## START
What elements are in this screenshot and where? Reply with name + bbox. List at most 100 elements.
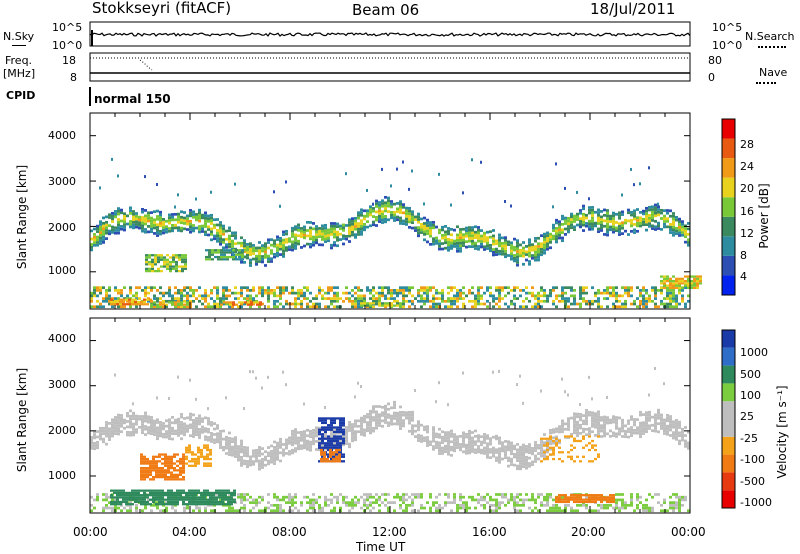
power-cell (153, 218, 156, 222)
velocity-cell (390, 420, 393, 423)
power-cell (300, 229, 303, 233)
velocity-cell (132, 417, 135, 420)
velocity-cell (200, 455, 203, 458)
power-cell (591, 208, 594, 212)
velocity-cell (465, 509, 468, 513)
power-cell (348, 218, 351, 222)
power-cell (672, 231, 675, 234)
power-cell (639, 219, 642, 222)
velocity-cell (612, 420, 615, 424)
power-cell (450, 203, 452, 207)
velocity-cell (177, 428, 180, 432)
power-cell (129, 305, 132, 309)
power-cell (537, 242, 540, 246)
velocity-cell (555, 496, 558, 499)
velocity-cell (615, 506, 618, 510)
power-cell (318, 229, 321, 233)
power-cell (561, 239, 564, 243)
vel-cbar-tick-m1000: -1000 (740, 496, 772, 509)
velocity-cell (228, 509, 231, 513)
power-cell (270, 249, 273, 252)
power-cell (516, 252, 519, 256)
power-cell (154, 258, 157, 261)
velocity-cell (152, 491, 155, 495)
power-cell (477, 294, 480, 298)
power-cell (241, 255, 244, 259)
power-cell (429, 242, 432, 246)
power-cell (279, 302, 282, 306)
velocity-cell (519, 374, 521, 378)
velocity-cell (519, 467, 522, 471)
velocity-cell (105, 423, 108, 427)
power-cell (336, 244, 339, 248)
velocity-cell (561, 377, 563, 381)
power-cell (192, 215, 195, 219)
power-cell (351, 289, 354, 292)
velocity-cell (438, 493, 441, 496)
velocity-cell (161, 473, 164, 476)
power-cell (294, 238, 297, 242)
velocity-cell (462, 503, 465, 507)
velocity-cell (195, 397, 197, 401)
power-cell (151, 267, 154, 270)
power-cell (678, 302, 681, 306)
power-cell (654, 297, 657, 300)
velocity-cell (108, 495, 111, 499)
velocity-cell (209, 496, 212, 499)
velocity-cell (528, 456, 531, 460)
velocity-cell (216, 435, 219, 438)
velocity-cell (143, 498, 146, 501)
velocity-cell (150, 432, 153, 436)
velocity-cell (149, 460, 152, 463)
power-cell (618, 294, 621, 298)
power-cell (223, 258, 226, 261)
power-cell (267, 286, 270, 290)
velocity-cell (675, 501, 678, 504)
power-cell (232, 255, 235, 259)
velocity-cell (399, 498, 402, 502)
power-cell (543, 243, 546, 247)
velocity-cell (195, 506, 198, 510)
velocity-cell (303, 495, 306, 499)
velocity-cell (270, 449, 273, 453)
velocity-cell (663, 382, 665, 386)
velocity-cell (642, 421, 645, 425)
power-cell (585, 286, 588, 290)
velocity-cell (663, 432, 666, 435)
velocity-cell (117, 506, 120, 510)
velocity-cell (206, 462, 209, 465)
power-cell (270, 251, 273, 255)
velocity-cell (273, 509, 276, 513)
power-cell (687, 294, 690, 298)
power-cell (148, 256, 151, 259)
velocity-cell (519, 493, 522, 496)
velocity-cell (639, 432, 642, 436)
power-cell (175, 263, 178, 266)
power-cell (165, 230, 168, 234)
velocity-cell (597, 413, 600, 416)
power-cell (246, 248, 249, 252)
velocity-cell (417, 495, 420, 499)
power-cell (387, 302, 390, 305)
power-cell (192, 226, 195, 230)
power-cell (684, 229, 687, 233)
nsky-label: N.Sky (3, 30, 35, 43)
velocity-cell (200, 498, 203, 501)
power-cell (126, 294, 129, 298)
velocity-cell (639, 429, 642, 433)
power-cell (204, 216, 207, 220)
velocity-cell (264, 455, 267, 459)
power-cell (129, 209, 132, 212)
power-cell (300, 246, 303, 249)
velocity-cell (197, 455, 200, 458)
velocity-cell (318, 444, 321, 447)
power-cell (321, 289, 324, 292)
power-cell (321, 224, 324, 228)
velocity-cell (459, 506, 462, 510)
velocity-cell (342, 498, 345, 502)
velocity-cell (348, 503, 351, 507)
power-cell (462, 286, 465, 290)
velocity-cell (645, 506, 648, 510)
power-cell (183, 294, 186, 298)
velocity-cell (231, 448, 234, 452)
## END
▶ [WHAT THE TASK REQUIRES]:
Report every line above that contains the string "cbar", matching case exactly.

▶ [TASK OUTPUT]:
vel-cbar-tick-m1000: -1000 (740, 496, 772, 509)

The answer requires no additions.